▸ YOUR TASK: Give the data a second time, exactly and in full.
———
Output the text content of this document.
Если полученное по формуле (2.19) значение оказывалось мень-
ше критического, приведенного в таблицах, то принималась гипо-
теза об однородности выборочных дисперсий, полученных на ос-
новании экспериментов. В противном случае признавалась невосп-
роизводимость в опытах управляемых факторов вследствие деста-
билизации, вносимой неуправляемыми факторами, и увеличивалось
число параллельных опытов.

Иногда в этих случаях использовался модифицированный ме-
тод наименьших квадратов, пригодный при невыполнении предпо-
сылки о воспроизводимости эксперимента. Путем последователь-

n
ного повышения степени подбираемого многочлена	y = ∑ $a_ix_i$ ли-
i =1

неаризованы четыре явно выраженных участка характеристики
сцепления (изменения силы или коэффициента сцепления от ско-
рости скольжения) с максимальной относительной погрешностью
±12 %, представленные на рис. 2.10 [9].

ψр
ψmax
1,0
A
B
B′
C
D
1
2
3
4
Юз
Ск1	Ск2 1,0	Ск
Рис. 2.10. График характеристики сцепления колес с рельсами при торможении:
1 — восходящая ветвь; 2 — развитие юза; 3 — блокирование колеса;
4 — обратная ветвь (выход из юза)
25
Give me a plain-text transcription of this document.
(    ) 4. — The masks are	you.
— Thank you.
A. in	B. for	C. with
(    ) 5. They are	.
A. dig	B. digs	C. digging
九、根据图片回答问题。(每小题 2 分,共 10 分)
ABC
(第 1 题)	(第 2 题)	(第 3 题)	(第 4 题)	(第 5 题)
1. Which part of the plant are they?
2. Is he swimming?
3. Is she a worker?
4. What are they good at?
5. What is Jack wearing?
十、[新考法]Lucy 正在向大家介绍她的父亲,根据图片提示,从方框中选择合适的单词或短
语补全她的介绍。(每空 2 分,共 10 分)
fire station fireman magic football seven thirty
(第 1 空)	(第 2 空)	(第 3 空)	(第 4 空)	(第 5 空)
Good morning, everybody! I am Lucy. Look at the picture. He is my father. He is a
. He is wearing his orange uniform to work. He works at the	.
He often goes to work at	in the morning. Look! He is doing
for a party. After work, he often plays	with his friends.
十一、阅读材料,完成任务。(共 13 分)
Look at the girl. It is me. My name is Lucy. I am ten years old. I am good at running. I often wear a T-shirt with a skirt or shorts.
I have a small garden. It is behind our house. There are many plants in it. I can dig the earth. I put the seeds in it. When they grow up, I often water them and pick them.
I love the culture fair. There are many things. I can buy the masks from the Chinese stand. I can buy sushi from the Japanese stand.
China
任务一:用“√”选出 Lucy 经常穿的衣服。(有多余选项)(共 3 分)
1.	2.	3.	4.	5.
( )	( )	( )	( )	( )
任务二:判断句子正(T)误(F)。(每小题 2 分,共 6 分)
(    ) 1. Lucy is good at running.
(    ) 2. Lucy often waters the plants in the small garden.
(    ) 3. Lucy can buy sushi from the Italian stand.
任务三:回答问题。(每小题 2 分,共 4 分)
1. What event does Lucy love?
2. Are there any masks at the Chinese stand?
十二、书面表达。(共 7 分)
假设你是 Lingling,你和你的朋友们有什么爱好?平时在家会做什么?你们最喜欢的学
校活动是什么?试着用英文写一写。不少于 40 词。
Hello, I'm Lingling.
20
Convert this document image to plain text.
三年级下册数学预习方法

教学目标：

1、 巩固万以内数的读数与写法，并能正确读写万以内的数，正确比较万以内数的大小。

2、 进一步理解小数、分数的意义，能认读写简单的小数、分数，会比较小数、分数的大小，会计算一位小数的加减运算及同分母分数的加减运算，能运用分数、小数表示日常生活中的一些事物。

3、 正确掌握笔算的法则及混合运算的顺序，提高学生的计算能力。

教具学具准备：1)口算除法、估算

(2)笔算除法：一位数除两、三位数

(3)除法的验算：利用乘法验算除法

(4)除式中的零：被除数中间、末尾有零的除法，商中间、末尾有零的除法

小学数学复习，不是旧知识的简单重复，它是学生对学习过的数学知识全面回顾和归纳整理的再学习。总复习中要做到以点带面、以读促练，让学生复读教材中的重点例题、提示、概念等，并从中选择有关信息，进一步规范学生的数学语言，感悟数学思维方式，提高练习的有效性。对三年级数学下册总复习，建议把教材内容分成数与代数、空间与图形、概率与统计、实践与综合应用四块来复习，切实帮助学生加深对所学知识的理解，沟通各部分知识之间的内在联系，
———
▸ ANSWER:
Output the text content of this document.
Если полученное по формуле (2.19) значение оказывалось мень-
ше критического, приведенного в таблицах, то принималась гипо-
теза об однородности выборочных дисперсий, полученных на ос-
новании экспериментов. В противном случае признавалась невосп-
роизводимость в опытах управляемых факторов вследствие деста-
билизации, вносимой неуправляемыми факторами, и увеличивалось
число параллельных опытов.

Иногда в этих случаях использовался модифицированный ме-
тод наименьших квадратов, пригодный при невыполнении предпо-
сылки о воспроизводимости эксперимента. Путем последователь-

n
ного повышения степени подбираемого многочлена	y = ∑ $a_ix_i$ ли-
i =1

неаризованы четыре явно выраженных участка характеристики
сцепления (изменения силы или коэффициента сцепления от ско-
рости скольжения) с максимальной относительной погрешностью
±12 %, представленные на рис. 2.10 [9].

ψр
ψmax
1,0
A
B
B′
C
D
1
2
3
4
Юз
Ск1	Ск2 1,0	Ск
Рис. 2.10. График характеристики сцепления колес с рельсами при торможении:
1 — восходящая ветвь; 2 — развитие юза; 3 — блокирование колеса;
4 — обратная ветвь (выход из юза)
25
Give me a plain-text transcription of this document.
(    ) 4. — The masks are	you.
— Thank you.
A. in	B. for	C. with
(    ) 5. They are	.
A. dig	B. digs	C. digging
九、根据图片回答问题。(每小题 2 分,共 10 分)
ABC
(第 1 题)	(第 2 题)	(第 3 题)	(第 4 题)	(第 5 题)
1. Which part of the plant are they?
2. Is he swimming?
3. Is she a worker?
4. What are they good at?
5. What is Jack wearing?
十、[新考法]Lucy 正在向大家介绍她的父亲,根据图片提示,从方框中选择合适的单词或短
语补全她的介绍。(每空 2 分,共 10 分)
fire station fireman magic football seven thirty
(第 1 空)	(第 2 空)	(第 3 空)	(第 4 空)	(第 5 空)
Good morning, everybody! I am Lucy. Look at the picture. He is my father. He is a
. He is wearing his orange uniform to work. He works at the	.
He often goes to work at	in the morning. Look! He is doing
for a party. After work, he often plays	with his friends.
十一、阅读材料,完成任务。(共 13 分)
Look at the girl. It is me. My name is Lucy. I am ten years old. I am good at running. I often wear a T-shirt with a skirt or shorts.
I have a small garden. It is behind our house. There are many plants in it. I can dig the earth. I put the seeds in it. When they grow up, I often water them and pick them.
I love the culture fair. There are many things. I can buy the masks from the Chinese stand. I can buy sushi from the Japanese stand.
China
任务一:用“√”选出 Lucy 经常穿的衣服。(有多余选项)(共 3 分)
1.	2.	3.	4.	5.
( )	( )	( )	( )	( )
任务二:判断句子正(T)误(F)。(每小题 2 分,共 6 分)
(    ) 1. Lucy is good at running.
(    ) 2. Lucy often waters the plants in the small garden.
(    ) 3. Lucy can buy sushi from the Italian stand.
任务三:回答问题。(每小题 2 分,共 4 分)
1. What event does Lucy love?
2. Are there any masks at the Chinese stand?
十二、书面表达。(共 7 分)
假设你是 Lingling,你和你的朋友们有什么爱好?平时在家会做什么?你们最喜欢的学
校活动是什么?试着用英文写一写。不少于 40 词。
Hello, I'm Lingling.
20
Convert this document image to plain text.
三年级下册数学预习方法

教学目标：

1、 巩固万以内数的读数与写法，并能正确读写万以内的数，正确比较万以内数的大小。

2、 进一步理解小数、分数的意义，能认读写简单的小数、分数，会比较小数、分数的大小，会计算一位小数的加减运算及同分母分数的加减运算，能运用分数、小数表示日常生活中的一些事物。

3、 正确掌握笔算的法则及混合运算的顺序，提高学生的计算能力。

教具学具准备：1)口算除法、估算

(2)笔算除法：一位数除两、三位数

(3)除法的验算：利用乘法验算除法

(4)除式中的零：被除数中间、末尾有零的除法，商中间、末尾有零的除法

小学数学复习，不是旧知识的简单重复，它是学生对学习过的数学知识全面回顾和归纳整理的再学习。总复习中要做到以点带面、以读促练，让学生复读教材中的重点例题、提示、概念等，并从中选择有关信息，进一步规范学生的数学语言，感悟数学思维方式，提高练习的有效性。对三年级数学下册总复习，建议把教材内容分成数与代数、空间与图形、概率与统计、实践与综合应用四块来复习，切实帮助学生加深对所学知识的理解，沟通各部分知识之间的内在联系，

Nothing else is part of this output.